RECORDS SUPPLIED:
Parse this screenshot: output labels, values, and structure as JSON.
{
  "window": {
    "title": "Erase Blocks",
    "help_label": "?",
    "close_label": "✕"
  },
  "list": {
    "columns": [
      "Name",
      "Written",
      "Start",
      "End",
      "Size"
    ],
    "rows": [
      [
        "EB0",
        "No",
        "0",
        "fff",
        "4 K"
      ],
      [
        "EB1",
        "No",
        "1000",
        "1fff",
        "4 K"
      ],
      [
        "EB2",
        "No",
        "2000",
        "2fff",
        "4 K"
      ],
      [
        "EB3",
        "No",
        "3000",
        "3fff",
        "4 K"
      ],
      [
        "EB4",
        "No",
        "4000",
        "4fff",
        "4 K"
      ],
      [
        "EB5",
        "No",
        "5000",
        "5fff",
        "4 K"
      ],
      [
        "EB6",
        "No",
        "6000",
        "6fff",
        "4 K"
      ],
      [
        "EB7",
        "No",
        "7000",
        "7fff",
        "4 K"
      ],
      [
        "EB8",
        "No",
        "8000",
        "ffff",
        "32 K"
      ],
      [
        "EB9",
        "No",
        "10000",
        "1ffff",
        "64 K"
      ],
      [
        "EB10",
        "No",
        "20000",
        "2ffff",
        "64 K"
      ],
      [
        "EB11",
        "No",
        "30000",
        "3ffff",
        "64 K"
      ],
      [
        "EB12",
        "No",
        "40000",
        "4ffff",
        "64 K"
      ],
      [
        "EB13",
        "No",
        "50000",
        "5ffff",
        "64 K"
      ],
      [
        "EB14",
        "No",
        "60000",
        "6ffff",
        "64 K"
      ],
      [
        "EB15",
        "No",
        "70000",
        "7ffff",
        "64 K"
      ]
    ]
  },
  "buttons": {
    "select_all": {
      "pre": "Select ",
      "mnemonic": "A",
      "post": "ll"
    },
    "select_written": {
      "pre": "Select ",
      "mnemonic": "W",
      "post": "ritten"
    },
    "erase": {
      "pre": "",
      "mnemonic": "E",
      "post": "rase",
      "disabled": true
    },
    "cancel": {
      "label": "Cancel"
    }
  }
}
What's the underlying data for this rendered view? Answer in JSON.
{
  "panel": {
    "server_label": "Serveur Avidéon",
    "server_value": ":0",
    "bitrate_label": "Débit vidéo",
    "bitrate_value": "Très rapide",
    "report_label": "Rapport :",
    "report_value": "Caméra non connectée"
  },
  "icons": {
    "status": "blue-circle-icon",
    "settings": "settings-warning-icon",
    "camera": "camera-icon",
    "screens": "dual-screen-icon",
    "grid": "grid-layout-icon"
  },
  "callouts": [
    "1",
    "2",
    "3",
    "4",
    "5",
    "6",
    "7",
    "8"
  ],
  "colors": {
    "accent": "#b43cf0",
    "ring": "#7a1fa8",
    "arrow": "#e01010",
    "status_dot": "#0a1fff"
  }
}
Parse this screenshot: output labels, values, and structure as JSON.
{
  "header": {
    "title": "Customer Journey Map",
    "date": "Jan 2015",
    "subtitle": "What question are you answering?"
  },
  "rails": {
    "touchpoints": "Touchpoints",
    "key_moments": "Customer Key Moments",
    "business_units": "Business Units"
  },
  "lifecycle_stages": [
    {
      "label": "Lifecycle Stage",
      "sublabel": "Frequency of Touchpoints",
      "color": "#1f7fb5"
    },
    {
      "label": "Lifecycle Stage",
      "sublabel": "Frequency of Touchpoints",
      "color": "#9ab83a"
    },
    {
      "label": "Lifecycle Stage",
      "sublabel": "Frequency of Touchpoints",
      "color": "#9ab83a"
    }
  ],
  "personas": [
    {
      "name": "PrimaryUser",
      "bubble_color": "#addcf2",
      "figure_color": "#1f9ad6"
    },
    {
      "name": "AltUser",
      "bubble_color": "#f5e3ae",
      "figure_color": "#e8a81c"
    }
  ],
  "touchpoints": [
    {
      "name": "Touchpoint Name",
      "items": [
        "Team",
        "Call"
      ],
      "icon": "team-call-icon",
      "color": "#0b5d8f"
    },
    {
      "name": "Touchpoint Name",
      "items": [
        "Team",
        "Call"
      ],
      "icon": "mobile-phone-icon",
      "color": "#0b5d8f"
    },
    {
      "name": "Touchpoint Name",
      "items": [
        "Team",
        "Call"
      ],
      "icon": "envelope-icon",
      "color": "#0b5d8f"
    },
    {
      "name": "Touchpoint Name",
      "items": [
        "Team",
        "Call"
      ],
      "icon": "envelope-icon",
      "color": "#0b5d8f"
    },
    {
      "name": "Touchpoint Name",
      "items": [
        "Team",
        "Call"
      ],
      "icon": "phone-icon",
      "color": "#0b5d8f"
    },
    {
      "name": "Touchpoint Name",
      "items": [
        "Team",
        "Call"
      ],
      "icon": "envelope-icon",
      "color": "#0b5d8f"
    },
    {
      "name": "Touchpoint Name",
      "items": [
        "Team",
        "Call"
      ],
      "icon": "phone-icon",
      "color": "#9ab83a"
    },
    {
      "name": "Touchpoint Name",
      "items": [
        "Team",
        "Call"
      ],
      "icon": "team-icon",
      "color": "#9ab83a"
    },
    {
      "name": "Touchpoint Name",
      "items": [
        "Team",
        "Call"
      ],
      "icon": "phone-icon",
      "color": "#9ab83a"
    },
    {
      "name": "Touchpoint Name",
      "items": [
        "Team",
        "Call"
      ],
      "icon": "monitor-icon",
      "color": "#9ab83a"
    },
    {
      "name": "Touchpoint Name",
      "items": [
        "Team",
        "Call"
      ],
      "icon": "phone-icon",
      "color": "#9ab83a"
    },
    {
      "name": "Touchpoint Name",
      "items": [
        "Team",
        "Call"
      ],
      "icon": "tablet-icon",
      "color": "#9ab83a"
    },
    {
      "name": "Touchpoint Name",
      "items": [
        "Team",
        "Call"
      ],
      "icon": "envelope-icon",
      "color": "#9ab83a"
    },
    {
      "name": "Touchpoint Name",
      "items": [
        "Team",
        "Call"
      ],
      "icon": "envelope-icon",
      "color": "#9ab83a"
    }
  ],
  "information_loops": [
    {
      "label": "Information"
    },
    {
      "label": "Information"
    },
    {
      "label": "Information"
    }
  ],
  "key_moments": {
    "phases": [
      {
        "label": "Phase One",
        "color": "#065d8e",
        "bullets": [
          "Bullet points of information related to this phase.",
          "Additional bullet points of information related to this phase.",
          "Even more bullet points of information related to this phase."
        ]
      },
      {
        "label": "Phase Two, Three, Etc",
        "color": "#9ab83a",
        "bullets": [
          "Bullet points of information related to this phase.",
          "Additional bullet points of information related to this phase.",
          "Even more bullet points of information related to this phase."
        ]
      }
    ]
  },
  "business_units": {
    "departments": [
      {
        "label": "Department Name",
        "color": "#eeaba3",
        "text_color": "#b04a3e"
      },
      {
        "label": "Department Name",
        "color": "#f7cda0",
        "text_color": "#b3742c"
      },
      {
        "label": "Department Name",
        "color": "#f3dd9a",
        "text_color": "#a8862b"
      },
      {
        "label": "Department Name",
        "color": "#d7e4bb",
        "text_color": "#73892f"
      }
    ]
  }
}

WORK INSTRUCTIONS: Extract the full set of entries word for word.

EXERCISE ANSWER:
Parse this screenshot: output labels, values, and structure as JSON.
{
  "window": {
    "title": "Erase Blocks",
    "help_label": "?",
    "close_label": "✕"
  },
  "list": {
    "columns": [
      "Name",
      "Written",
      "Start",
      "End",
      "Size"
    ],
    "rows": [
      [
        "EB0",
        "No",
        "0",
        "fff",
        "4 K"
      ],
      [
        "EB1",
        "No",
        "1000",
        "1fff",
        "4 K"
      ],
      [
        "EB2",
        "No",
        "2000",
        "2fff",
        "4 K"
      ],
      [
        "EB3",
        "No",
        "3000",
        "3fff",
        "4 K"
      ],
      [
        "EB4",
        "No",
        "4000",
        "4fff",
        "4 K"
      ],
      [
        "EB5",
        "No",
        "5000",
        "5fff",
        "4 K"
      ],
      [
        "EB6",
        "No",
        "6000",
        "6fff",
        "4 K"
      ],
      [
        "EB7",
        "No",
        "7000",
        "7fff",
        "4 K"
      ],
      [
        "EB8",
        "No",
        "8000",
        "ffff",
        "32 K"
      ],
      [
        "EB9",
        "No",
        "10000",
        "1ffff",
        "64 K"
      ],
      [
        "EB10",
        "No",
        "20000",
        "2ffff",
        "64 K"
      ],
      [
        "EB11",
        "No",
        "30000",
        "3ffff",
        "64 K"
      ],
      [
        "EB12",
        "No",
        "40000",
        "4ffff",
        "64 K"
      ],
      [
        "EB13",
        "No",
        "50000",
        "5ffff",
        "64 K"
      ],
      [
        "EB14",
        "No",
        "60000",
        "6ffff",
        "64 K"
      ],
      [
        "EB15",
        "No",
        "70000",
        "7ffff",
        "64 K"
      ]
    ]
  },
  "buttons": {
    "select_all": {
      "pre": "Select ",
      "mnemonic": "A",
      "post": "ll"
    },
    "select_written": {
      "pre": "Select ",
      "mnemonic": "W",
      "post": "ritten"
    },
    "erase": {
      "pre": "",
      "mnemonic": "E",
      "post": "rase",
      "disabled": true
    },
    "cancel": {
      "label": "Cancel"
    }
  }
}
What's the underlying data for this rendered view? Answer in JSON.
{
  "panel": {
    "server_label": "Serveur Avidéon",
    "server_value": ":0",
    "bitrate_label": "Débit vidéo",
    "bitrate_value": "Très rapide",
    "report_label": "Rapport :",
    "report_value": "Caméra non connectée"
  },
  "icons": {
    "status": "blue-circle-icon",
    "settings": "settings-warning-icon",
    "camera": "camera-icon",
    "screens": "dual-screen-icon",
    "grid": "grid-layout-icon"
  },
  "callouts": [
    "1",
    "2",
    "3",
    "4",
    "5",
    "6",
    "7",
    "8"
  ],
  "colors": {
    "accent": "#b43cf0",
    "ring": "#7a1fa8",
    "arrow": "#e01010",
    "status_dot": "#0a1fff"
  }
}
Parse this screenshot: output labels, values, and structure as JSON.
{
  "header": {
    "title": "Customer Journey Map",
    "date": "Jan 2015",
    "subtitle": "What question are you answering?"
  },
  "rails": {
    "touchpoints": "Touchpoints",
    "key_moments": "Customer Key Moments",
    "business_units": "Business Units"
  },
  "lifecycle_stages": [
    {
      "label": "Lifecycle Stage",
      "sublabel": "Frequency of Touchpoints",
      "color": "#1f7fb5"
    },
    {
      "label": "Lifecycle Stage",
      "sublabel": "Frequency of Touchpoints",
      "color": "#9ab83a"
    },
    {
      "label": "Lifecycle Stage",
      "sublabel": "Frequency of Touchpoints",
      "color": "#9ab83a"
    }
  ],
  "personas": [
    {
      "name": "PrimaryUser",
      "bubble_color": "#addcf2",
      "figure_color": "#1f9ad6"
    },
    {
      "name": "AltUser",
      "bubble_color": "#f5e3ae",
      "figure_color": "#e8a81c"
    }
  ],
  "touchpoints": [
    {
      "name": "Touchpoint Name",
      "items": [
        "Team",
        "Call"
      ],
      "icon": "team-call-icon",
      "color": "#0b5d8f"
    },
    {
      "name": "Touchpoint Name",
      "items": [
        "Team",
        "Call"
      ],
      "icon": "mobile-phone-icon",
      "color": "#0b5d8f"
    },
    {
      "name": "Touchpoint Name",
      "items": [
        "Team",
        "Call"
      ],
      "icon": "envelope-icon",
      "color": "#0b5d8f"
    },
    {
      "name": "Touchpoint Name",
      "items": [
        "Team",
        "Call"
      ],
      "icon": "envelope-icon",
      "color": "#0b5d8f"
    },
    {
      "name": "Touchpoint Name",
      "items": [
        "Team",
        "Call"
      ],
      "icon": "phone-icon",
      "color": "#0b5d8f"
    },
    {
      "name": "Touchpoint Name",
      "items": [
        "Team",
        "Call"
      ],
      "icon": "envelope-icon",
      "color": "#0b5d8f"
    },
    {
      "name": "Touchpoint Name",
      "items": [
        "Team",
        "Call"
      ],
      "icon": "phone-icon",
      "color": "#9ab83a"
    },
    {
      "name": "Touchpoint Name",
      "items": [
        "Team",
        "Call"
      ],
      "icon": "team-icon",
      "color": "#9ab83a"
    },
    {
      "name": "Touchpoint Name",
      "items": [
        "Team",
        "Call"
      ],
      "icon": "phone-icon",
      "color": "#9ab83a"
    },
    {
      "name": "Touchpoint Name",
      "items": [
        "Team",
        "Call"
      ],
      "icon": "monitor-icon",
      "color": "#9ab83a"
    },
    {
      "name": "Touchpoint Name",
      "items": [
        "Team",
        "Call"
      ],
      "icon": "phone-icon",
      "color": "#9ab83a"
    },
    {
      "name": "Touchpoint Name",
      "items": [
        "Team",
        "Call"
      ],
      "icon": "tablet-icon",
      "color": "#9ab83a"
    },
    {
      "name": "Touchpoint Name",
      "items": [
        "Team",
        "Call"
      ],
      "icon": "envelope-icon",
      "color": "#9ab83a"
    },
    {
      "name": "Touchpoint Name",
      "items": [
        "Team",
        "Call"
      ],
      "icon": "envelope-icon",
      "color": "#9ab83a"
    }
  ],
  "information_loops": [
    {
      "label": "Information"
    },
    {
      "label": "Information"
    },
    {
      "label": "Information"
    }
  ],
  "key_moments": {
    "phases": [
      {
        "label": "Phase One",
        "color": "#065d8e",
        "bullets": [
          "Bullet points of information related to this phase.",
          "Additional bullet points of information related to this phase.",
          "Even more bullet points of information related to this phase."
        ]
      },
      {
        "label": "Phase Two, Three, Etc",
        "color": "#9ab83a",
        "bullets": [
          "Bullet points of information related to this phase.",
          "Additional bullet points of information related to this phase.",
          "Even more bullet points of information related to this phase."
        ]
      }
    ]
  },
  "business_units": {
    "departments": [
      {
        "label": "Department Name",
        "color": "#eeaba3",
        "text_color": "#b04a3e"
      },
      {
        "label": "Department Name",
        "color": "#f7cda0",
        "text_color": "#b3742c"
      },
      {
        "label": "Department Name",
        "color": "#f3dd9a",
        "text_color": "#a8862b"
      },
      {
        "label": "Department Name",
        "color": "#d7e4bb",
        "text_color": "#73892f"
      }
    ]
  }
}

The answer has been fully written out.